> [What is asked] Each line in the entries below that holds the string "cdot" is to be listed.

[Data entries]
>>

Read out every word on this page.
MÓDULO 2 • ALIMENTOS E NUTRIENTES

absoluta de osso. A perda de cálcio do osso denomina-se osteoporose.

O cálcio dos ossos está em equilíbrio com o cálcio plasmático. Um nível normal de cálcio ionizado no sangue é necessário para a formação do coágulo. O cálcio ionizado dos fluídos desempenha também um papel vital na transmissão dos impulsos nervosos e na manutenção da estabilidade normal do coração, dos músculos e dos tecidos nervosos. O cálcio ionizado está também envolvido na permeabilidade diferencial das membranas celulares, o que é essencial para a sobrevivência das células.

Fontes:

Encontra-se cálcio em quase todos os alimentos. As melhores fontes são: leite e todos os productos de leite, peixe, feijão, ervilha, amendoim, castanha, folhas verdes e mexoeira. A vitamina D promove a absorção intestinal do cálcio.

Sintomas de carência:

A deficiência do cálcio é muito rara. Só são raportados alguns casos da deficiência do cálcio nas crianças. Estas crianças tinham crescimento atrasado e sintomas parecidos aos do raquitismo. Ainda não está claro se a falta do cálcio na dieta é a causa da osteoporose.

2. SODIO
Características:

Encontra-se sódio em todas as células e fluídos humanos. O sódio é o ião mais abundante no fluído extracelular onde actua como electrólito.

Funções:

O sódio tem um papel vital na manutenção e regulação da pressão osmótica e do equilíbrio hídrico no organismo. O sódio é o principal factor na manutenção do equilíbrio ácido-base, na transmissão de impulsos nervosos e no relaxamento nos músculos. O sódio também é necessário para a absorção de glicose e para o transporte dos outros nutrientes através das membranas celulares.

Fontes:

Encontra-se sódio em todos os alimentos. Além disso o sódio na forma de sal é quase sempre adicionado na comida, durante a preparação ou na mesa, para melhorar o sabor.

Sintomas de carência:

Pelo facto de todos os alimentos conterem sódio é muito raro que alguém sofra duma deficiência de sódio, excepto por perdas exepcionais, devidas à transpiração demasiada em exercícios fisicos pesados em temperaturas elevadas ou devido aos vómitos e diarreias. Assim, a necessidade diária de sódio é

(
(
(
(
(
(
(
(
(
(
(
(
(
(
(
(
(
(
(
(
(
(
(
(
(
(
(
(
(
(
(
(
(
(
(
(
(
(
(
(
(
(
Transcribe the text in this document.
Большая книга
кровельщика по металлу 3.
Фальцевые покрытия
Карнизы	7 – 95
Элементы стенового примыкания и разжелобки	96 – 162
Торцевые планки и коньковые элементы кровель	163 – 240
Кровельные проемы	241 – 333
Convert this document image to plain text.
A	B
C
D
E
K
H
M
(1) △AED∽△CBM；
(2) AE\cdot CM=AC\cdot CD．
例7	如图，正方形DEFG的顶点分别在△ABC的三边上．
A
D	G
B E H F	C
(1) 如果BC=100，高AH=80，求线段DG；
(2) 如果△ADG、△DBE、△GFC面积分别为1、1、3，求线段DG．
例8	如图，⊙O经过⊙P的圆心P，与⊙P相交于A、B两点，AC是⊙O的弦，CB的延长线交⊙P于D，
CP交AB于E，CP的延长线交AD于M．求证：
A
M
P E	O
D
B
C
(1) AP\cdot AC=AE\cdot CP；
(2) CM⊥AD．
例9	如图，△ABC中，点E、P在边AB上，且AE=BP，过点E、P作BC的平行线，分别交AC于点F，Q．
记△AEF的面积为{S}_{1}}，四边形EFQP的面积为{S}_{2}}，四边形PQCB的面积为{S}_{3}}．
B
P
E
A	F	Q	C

<<

> [In response]
(2) AE\cdot CM=AC\cdot CD．
(1) AP\cdot AC=AE\cdot CP；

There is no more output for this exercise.